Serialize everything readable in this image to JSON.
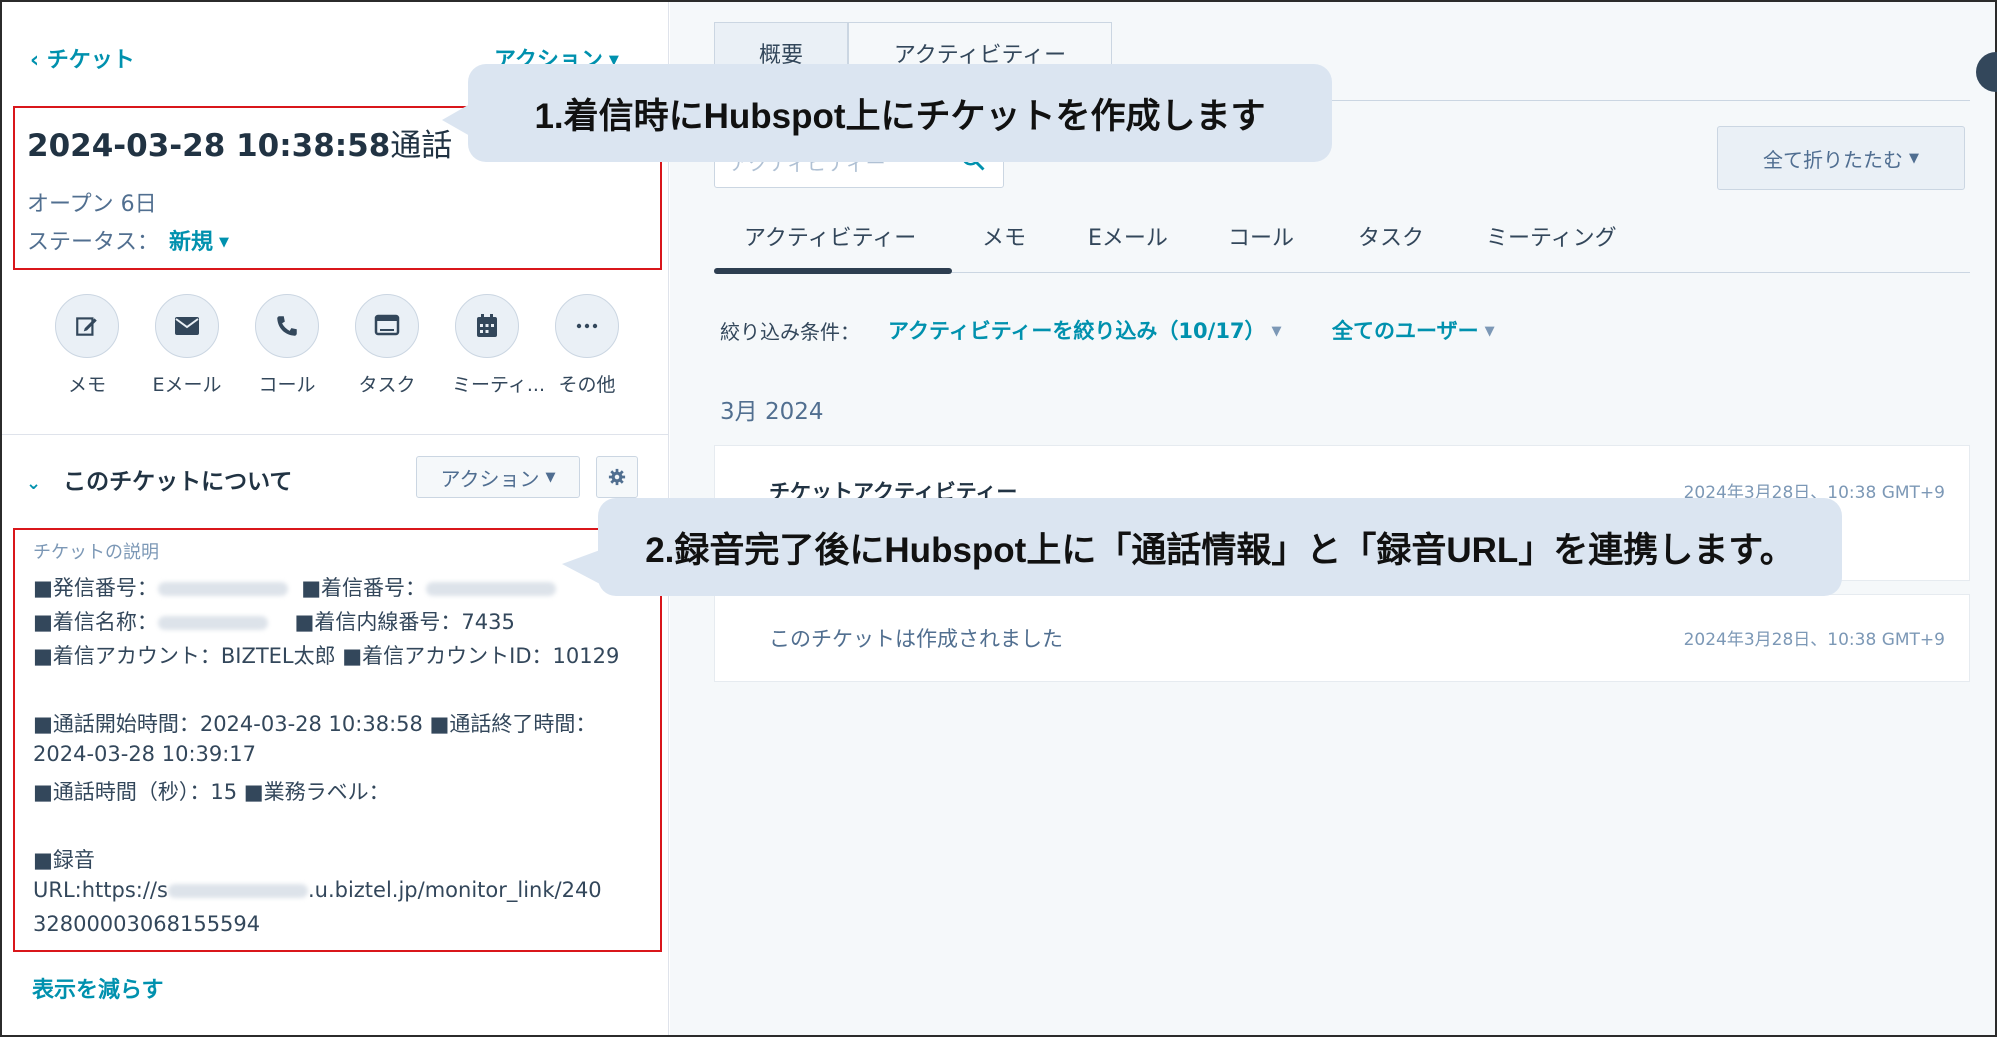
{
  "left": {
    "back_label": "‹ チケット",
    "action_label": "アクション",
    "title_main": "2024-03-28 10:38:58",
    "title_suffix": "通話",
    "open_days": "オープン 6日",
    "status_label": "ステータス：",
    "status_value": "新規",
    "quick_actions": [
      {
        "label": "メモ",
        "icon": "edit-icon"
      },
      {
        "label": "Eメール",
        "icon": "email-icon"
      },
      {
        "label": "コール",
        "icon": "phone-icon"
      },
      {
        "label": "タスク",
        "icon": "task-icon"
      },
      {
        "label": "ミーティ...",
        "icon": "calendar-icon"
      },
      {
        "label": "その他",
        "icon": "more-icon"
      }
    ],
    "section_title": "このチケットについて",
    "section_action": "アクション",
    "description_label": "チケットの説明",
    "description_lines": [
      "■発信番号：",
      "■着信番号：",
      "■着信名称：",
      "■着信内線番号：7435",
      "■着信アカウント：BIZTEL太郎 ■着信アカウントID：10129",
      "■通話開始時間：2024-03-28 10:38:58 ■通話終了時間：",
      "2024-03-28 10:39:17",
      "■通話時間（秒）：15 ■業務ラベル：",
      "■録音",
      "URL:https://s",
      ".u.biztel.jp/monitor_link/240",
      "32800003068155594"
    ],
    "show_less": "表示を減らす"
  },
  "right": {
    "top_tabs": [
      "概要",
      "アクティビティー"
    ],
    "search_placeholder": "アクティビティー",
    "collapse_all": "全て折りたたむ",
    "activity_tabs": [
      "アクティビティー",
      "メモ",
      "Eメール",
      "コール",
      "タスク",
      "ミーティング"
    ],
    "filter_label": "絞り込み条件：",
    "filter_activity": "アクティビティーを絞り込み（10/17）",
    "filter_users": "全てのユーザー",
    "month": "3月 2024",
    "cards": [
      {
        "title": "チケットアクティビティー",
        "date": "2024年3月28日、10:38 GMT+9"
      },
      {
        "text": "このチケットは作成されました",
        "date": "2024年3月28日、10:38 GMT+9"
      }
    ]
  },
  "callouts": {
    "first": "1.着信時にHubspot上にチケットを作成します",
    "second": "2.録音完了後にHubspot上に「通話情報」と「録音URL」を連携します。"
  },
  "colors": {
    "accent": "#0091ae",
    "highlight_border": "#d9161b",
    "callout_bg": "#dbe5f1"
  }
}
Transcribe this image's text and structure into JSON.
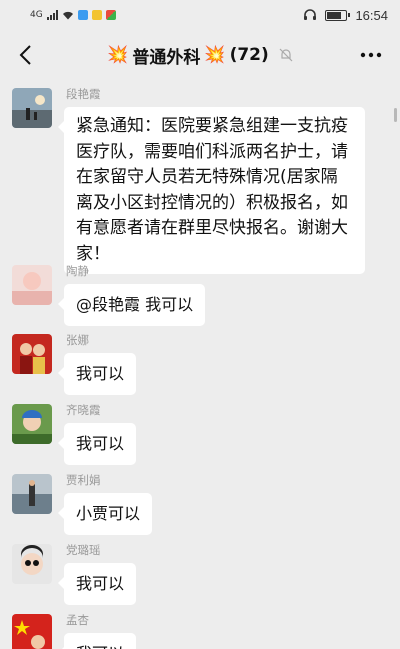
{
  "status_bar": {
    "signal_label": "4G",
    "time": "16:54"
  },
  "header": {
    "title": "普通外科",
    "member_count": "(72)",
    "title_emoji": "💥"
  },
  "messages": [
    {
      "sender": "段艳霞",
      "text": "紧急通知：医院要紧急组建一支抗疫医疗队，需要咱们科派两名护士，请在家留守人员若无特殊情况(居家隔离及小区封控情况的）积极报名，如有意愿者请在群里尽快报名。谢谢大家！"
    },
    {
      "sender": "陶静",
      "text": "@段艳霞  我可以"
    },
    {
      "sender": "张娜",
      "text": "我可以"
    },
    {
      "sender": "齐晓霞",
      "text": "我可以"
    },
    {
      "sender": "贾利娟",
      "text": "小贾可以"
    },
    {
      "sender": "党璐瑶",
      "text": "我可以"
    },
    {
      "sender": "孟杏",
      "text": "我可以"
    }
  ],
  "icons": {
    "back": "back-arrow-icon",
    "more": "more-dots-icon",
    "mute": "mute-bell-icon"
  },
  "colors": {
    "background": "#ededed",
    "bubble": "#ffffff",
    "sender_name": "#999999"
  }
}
--------
▶ Exercise
Copy exactly, please, the lines that run from the line holding "Transcribe this image's" through the closing line of the material above, omitting every picture.

▶ Exercise result
Transcribe this image's text and structure into JSON.
{
  "status_bar": {
    "signal_label": "4G",
    "time": "16:54"
  },
  "header": {
    "title": "普通外科",
    "member_count": "(72)",
    "title_emoji": "💥"
  },
  "messages": [
    {
      "sender": "段艳霞",
      "text": "紧急通知：医院要紧急组建一支抗疫医疗队，需要咱们科派两名护士，请在家留守人员若无特殊情况(居家隔离及小区封控情况的）积极报名，如有意愿者请在群里尽快报名。谢谢大家！"
    },
    {
      "sender": "陶静",
      "text": "@段艳霞  我可以"
    },
    {
      "sender": "张娜",
      "text": "我可以"
    },
    {
      "sender": "齐晓霞",
      "text": "我可以"
    },
    {
      "sender": "贾利娟",
      "text": "小贾可以"
    },
    {
      "sender": "党璐瑶",
      "text": "我可以"
    },
    {
      "sender": "孟杏",
      "text": "我可以"
    }
  ],
  "icons": {
    "back": "back-arrow-icon",
    "more": "more-dots-icon",
    "mute": "mute-bell-icon"
  },
  "colors": {
    "background": "#ededed",
    "bubble": "#ffffff",
    "sender_name": "#999999"
  }
}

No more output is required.